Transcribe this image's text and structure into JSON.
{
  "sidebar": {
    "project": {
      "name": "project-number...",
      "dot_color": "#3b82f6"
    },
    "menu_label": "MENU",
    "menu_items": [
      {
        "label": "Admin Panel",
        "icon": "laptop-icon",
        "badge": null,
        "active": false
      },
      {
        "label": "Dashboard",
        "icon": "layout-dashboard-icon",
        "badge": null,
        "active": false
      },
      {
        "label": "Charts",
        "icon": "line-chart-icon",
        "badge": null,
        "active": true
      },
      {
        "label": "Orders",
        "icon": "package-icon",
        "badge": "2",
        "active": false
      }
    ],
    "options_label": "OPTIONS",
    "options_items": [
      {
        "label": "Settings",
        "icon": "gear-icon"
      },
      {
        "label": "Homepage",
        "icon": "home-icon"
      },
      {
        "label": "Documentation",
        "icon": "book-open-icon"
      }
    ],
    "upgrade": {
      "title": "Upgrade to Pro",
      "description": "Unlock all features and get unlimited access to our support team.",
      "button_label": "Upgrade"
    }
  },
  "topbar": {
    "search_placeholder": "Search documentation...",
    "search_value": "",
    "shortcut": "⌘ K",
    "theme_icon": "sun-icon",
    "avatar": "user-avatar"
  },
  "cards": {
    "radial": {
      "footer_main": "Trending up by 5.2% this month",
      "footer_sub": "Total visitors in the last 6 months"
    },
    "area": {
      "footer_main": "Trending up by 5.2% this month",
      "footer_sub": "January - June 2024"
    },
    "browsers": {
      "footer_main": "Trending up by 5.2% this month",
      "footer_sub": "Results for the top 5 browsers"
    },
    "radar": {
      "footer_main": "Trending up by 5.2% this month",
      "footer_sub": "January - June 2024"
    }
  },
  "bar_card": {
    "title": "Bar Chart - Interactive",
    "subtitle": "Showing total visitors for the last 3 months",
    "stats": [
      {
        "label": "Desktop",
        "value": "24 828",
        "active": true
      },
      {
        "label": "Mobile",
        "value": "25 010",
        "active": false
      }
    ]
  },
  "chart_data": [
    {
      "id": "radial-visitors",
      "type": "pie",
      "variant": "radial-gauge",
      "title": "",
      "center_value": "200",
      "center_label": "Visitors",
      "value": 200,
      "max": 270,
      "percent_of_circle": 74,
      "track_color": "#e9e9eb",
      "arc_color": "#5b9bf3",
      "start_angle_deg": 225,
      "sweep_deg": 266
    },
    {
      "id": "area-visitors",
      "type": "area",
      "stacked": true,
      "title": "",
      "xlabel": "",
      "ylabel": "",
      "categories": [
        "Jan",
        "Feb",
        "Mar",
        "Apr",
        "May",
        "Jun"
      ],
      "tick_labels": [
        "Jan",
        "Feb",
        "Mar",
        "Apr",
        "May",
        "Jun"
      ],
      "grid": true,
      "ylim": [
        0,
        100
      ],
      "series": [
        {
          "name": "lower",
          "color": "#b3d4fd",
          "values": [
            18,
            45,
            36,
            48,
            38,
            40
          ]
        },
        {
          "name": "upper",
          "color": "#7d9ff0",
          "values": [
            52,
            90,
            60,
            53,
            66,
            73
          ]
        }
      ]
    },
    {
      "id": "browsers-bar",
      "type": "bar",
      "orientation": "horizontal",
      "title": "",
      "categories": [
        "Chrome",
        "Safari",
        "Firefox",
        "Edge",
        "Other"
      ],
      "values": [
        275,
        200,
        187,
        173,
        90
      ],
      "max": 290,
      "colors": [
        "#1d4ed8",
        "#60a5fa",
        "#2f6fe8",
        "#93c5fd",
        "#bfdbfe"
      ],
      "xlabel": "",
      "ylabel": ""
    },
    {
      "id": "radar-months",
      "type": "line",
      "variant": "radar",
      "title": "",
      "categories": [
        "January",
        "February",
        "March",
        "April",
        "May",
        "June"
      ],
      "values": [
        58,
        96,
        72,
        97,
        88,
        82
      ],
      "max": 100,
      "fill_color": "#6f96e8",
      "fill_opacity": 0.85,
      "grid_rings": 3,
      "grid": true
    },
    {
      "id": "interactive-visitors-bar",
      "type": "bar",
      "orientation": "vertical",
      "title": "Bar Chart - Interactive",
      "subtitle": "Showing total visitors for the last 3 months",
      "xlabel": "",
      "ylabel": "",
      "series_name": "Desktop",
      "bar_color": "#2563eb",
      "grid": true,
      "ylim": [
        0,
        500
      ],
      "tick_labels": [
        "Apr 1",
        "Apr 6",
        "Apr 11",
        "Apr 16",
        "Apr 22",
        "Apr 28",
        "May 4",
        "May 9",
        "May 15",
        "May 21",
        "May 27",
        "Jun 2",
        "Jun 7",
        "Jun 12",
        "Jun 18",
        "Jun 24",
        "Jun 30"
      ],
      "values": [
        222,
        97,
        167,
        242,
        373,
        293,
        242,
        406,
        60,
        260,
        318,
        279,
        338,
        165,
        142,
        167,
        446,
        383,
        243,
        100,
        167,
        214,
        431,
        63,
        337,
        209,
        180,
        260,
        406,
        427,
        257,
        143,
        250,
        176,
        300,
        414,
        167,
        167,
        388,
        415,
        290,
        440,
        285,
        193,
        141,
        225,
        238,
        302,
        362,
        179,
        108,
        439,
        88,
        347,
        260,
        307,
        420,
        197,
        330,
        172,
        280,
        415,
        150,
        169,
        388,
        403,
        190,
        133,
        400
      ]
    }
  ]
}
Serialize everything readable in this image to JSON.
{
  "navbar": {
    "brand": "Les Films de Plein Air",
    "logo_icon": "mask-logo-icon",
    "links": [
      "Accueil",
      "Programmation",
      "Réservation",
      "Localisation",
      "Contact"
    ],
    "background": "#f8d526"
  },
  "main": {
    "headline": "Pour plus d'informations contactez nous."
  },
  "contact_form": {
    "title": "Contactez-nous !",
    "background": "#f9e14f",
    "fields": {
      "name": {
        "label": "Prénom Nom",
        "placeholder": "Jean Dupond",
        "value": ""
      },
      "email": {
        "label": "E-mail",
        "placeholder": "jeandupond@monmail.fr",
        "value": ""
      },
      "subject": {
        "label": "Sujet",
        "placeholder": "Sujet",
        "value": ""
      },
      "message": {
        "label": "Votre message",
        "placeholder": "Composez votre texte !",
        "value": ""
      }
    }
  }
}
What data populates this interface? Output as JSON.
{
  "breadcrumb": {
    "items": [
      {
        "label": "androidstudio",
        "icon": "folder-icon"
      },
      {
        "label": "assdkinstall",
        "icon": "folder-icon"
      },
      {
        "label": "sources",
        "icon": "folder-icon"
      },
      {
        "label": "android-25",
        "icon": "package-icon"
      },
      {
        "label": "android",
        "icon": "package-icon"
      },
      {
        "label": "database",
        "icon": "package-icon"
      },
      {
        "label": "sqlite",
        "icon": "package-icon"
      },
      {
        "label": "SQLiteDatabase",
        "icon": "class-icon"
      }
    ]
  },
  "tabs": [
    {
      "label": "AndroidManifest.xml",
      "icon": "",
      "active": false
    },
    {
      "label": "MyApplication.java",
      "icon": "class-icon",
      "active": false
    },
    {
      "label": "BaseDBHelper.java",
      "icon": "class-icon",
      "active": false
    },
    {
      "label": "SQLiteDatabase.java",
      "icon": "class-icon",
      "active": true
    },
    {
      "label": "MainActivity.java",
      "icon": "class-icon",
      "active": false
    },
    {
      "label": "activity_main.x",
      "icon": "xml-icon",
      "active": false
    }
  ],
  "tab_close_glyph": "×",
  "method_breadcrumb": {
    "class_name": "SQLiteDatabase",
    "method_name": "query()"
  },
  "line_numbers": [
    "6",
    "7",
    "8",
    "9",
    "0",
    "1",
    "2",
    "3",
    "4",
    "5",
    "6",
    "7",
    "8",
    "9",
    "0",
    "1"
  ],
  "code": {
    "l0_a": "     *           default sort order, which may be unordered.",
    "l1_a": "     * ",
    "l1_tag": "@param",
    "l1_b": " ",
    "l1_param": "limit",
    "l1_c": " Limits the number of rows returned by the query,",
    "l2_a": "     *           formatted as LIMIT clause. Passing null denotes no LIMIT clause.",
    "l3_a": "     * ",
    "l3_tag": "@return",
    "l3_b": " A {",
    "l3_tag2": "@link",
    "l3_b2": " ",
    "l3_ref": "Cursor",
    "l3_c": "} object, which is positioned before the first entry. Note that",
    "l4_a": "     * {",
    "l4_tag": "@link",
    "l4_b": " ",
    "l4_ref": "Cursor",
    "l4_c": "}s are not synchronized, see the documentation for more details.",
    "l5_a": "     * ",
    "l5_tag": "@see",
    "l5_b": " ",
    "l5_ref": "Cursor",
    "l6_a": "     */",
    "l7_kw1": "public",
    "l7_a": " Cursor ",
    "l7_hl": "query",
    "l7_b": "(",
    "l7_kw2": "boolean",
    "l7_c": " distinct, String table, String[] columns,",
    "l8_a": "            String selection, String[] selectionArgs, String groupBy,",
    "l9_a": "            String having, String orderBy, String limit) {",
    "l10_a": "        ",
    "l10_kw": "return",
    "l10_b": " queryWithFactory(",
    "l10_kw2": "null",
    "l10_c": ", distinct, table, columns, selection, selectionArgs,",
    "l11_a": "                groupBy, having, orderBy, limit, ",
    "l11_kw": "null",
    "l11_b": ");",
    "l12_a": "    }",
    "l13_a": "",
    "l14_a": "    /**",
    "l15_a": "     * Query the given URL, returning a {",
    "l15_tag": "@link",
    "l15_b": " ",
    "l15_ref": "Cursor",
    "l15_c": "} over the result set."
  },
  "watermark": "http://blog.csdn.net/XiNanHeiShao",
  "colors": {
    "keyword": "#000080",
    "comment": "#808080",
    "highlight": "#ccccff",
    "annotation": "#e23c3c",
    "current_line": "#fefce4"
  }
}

__________

#### What the task requires:
Which lines of the data above contain "last"? Copy each one.

#### Worked solution:
      "footer_sub": "Total visitors in the last 6 months"
    "subtitle": "Showing total visitors for the last 3 months",
      "subtitle": "Showing total visitors for the last 3 months",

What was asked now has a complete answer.